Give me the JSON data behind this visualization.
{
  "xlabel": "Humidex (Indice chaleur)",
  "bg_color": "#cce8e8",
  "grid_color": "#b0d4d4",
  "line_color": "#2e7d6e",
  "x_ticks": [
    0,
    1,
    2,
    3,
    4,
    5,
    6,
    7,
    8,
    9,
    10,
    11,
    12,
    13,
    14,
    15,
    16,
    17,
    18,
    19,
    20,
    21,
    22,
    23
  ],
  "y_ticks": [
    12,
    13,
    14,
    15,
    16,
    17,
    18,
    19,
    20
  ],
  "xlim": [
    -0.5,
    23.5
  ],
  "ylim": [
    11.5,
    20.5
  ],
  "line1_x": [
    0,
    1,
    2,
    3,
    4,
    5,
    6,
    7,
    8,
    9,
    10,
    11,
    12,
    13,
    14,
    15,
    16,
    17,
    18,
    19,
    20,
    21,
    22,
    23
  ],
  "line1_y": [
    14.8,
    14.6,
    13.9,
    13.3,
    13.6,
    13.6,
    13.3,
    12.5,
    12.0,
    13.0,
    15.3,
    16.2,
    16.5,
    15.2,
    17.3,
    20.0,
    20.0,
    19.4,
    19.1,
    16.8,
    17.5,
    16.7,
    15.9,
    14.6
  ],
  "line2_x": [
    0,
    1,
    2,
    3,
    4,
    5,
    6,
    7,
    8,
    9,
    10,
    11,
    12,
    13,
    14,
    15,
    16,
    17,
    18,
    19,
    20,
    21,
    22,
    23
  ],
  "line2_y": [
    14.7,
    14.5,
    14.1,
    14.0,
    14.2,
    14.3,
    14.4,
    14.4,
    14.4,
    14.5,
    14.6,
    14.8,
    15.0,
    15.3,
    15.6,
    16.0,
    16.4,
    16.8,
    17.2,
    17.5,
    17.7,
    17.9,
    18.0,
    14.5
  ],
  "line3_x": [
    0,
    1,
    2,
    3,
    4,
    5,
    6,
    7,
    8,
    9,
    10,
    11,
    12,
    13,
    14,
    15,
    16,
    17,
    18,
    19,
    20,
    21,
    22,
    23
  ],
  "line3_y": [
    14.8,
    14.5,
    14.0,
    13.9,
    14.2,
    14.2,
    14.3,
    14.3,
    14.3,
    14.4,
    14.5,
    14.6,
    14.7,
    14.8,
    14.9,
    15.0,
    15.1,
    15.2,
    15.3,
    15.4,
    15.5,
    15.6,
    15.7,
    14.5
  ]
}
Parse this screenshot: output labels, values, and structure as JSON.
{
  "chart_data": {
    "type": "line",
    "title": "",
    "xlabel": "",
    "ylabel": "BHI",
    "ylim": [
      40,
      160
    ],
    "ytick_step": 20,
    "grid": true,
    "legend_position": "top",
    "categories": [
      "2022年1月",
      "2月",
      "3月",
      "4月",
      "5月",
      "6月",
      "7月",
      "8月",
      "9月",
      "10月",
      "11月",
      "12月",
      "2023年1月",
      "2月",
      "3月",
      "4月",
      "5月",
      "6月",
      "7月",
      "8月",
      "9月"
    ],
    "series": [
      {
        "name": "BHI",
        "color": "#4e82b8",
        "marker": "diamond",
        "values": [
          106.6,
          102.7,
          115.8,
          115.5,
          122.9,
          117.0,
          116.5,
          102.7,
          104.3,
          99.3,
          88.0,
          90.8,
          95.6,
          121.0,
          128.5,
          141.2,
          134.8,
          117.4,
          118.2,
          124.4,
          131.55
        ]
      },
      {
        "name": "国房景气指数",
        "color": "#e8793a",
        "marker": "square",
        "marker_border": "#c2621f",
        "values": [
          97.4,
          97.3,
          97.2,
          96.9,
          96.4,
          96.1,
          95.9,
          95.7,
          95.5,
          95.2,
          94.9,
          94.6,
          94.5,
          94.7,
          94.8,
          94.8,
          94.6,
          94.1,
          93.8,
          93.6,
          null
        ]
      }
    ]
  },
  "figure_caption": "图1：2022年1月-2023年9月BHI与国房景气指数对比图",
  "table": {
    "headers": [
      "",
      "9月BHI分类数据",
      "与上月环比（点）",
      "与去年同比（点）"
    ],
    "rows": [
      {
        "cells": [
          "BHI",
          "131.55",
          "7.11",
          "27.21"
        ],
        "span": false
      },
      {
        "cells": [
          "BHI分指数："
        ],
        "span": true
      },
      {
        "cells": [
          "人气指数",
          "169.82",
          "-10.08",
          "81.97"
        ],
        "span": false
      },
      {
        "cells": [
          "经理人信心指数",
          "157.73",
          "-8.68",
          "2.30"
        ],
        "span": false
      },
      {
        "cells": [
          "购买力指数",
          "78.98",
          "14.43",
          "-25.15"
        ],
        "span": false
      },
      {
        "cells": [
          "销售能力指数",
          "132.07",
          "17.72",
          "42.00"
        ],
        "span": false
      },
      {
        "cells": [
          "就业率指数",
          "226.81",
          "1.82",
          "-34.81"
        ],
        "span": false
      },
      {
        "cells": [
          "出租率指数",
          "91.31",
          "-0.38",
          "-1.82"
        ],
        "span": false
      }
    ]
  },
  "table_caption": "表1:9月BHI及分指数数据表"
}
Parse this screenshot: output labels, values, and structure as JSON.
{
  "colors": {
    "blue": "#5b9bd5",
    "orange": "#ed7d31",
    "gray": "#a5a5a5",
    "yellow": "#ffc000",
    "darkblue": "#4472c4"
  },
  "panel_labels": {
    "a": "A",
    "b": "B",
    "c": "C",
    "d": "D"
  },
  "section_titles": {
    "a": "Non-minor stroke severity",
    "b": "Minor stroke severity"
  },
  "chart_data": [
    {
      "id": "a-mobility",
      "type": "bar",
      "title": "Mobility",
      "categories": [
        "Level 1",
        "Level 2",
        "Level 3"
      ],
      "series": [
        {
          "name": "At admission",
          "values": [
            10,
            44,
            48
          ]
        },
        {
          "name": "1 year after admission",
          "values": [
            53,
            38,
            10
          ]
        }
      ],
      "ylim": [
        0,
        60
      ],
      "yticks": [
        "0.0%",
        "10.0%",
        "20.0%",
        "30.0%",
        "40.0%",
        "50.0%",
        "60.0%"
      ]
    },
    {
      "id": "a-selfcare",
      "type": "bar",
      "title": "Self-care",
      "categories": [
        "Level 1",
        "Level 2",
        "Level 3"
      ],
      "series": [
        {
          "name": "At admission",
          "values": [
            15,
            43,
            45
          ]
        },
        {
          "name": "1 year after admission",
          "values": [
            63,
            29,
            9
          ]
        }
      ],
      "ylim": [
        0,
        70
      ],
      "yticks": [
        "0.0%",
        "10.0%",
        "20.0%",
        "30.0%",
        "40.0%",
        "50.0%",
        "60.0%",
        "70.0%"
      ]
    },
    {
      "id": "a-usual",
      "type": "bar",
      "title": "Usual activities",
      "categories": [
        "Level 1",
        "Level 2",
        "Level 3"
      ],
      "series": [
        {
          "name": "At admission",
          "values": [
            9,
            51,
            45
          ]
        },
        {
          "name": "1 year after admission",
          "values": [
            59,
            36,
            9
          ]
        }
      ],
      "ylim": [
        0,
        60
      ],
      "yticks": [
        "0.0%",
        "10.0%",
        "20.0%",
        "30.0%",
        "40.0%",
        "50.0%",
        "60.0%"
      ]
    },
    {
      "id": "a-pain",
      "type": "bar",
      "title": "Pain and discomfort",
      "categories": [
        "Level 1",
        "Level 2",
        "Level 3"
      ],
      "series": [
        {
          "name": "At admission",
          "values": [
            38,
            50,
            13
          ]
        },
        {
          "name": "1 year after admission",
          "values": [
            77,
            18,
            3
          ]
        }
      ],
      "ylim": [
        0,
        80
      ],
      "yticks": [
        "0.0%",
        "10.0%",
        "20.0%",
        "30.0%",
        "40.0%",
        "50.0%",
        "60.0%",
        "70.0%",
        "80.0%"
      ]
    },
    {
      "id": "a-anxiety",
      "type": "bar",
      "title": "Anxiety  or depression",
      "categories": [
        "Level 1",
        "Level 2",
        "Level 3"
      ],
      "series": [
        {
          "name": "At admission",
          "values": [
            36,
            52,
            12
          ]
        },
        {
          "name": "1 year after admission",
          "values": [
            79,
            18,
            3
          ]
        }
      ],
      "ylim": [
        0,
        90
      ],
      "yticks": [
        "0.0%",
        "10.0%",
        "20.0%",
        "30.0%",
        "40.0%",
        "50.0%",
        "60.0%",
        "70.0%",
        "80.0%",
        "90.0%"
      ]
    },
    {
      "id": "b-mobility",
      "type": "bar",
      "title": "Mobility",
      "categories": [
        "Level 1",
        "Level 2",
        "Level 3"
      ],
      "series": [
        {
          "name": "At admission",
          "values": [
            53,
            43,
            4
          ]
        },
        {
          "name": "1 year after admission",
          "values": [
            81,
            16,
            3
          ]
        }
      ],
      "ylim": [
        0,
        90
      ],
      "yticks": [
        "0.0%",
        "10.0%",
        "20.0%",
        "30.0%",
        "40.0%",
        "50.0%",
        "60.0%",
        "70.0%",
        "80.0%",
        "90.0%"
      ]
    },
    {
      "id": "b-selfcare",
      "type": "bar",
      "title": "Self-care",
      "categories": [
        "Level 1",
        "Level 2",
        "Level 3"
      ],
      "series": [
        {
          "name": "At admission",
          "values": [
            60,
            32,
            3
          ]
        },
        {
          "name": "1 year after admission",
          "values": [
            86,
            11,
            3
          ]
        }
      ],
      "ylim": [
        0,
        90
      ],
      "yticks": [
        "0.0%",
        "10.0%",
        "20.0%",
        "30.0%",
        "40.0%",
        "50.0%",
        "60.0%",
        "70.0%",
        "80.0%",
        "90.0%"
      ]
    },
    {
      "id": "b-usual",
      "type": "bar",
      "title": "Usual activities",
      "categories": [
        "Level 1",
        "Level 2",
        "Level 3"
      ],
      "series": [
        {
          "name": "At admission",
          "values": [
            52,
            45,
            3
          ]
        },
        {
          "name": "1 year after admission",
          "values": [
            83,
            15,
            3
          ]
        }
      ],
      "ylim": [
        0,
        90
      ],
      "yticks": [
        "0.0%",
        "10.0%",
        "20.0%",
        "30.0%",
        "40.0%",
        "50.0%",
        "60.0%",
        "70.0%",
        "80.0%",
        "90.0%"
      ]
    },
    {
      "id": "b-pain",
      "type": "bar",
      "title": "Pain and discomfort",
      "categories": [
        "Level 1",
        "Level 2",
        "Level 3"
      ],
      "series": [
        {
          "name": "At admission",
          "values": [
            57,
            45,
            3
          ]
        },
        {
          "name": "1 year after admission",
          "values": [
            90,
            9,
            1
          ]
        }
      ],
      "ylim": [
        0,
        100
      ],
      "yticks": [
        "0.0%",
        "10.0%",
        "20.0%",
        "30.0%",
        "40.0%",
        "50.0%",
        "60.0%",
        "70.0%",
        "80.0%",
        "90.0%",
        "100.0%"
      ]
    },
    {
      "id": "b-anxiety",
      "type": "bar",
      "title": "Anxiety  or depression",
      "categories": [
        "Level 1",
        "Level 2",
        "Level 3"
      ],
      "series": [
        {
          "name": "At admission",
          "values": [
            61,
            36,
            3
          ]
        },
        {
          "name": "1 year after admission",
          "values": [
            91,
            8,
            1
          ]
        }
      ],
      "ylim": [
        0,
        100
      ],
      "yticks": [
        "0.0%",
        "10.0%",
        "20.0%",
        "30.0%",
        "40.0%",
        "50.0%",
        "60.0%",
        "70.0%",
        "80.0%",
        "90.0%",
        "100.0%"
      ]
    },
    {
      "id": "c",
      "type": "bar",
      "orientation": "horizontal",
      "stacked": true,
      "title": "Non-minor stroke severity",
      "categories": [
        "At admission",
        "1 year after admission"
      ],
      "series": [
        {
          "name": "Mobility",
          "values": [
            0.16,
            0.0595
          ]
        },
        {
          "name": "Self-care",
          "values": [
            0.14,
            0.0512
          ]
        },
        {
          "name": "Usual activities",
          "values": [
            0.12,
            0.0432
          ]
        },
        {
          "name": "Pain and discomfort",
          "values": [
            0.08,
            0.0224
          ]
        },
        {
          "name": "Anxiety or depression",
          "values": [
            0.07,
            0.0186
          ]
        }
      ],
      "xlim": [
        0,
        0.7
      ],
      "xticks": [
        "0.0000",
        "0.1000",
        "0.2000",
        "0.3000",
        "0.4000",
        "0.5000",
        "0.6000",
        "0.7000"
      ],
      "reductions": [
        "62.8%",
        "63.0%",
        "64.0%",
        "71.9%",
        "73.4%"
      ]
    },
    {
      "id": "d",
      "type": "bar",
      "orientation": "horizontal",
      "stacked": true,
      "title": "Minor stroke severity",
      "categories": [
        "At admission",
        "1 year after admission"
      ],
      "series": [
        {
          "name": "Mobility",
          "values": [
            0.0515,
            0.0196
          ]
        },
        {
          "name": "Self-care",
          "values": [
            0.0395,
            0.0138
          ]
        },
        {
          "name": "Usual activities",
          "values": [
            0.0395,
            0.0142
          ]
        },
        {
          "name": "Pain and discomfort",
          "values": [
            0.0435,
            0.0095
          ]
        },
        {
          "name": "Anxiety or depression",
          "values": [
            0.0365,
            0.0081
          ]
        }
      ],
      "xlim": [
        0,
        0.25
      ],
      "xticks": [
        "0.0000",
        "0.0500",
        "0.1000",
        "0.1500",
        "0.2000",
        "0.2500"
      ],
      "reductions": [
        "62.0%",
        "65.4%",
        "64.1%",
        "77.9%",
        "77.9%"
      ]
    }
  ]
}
- - -
> Written instruction
Track down every line holding the string "true" and copy it.

> Answer for the task
    "grid": true,
        "span": true
      "stacked": true,
      "stacked": true,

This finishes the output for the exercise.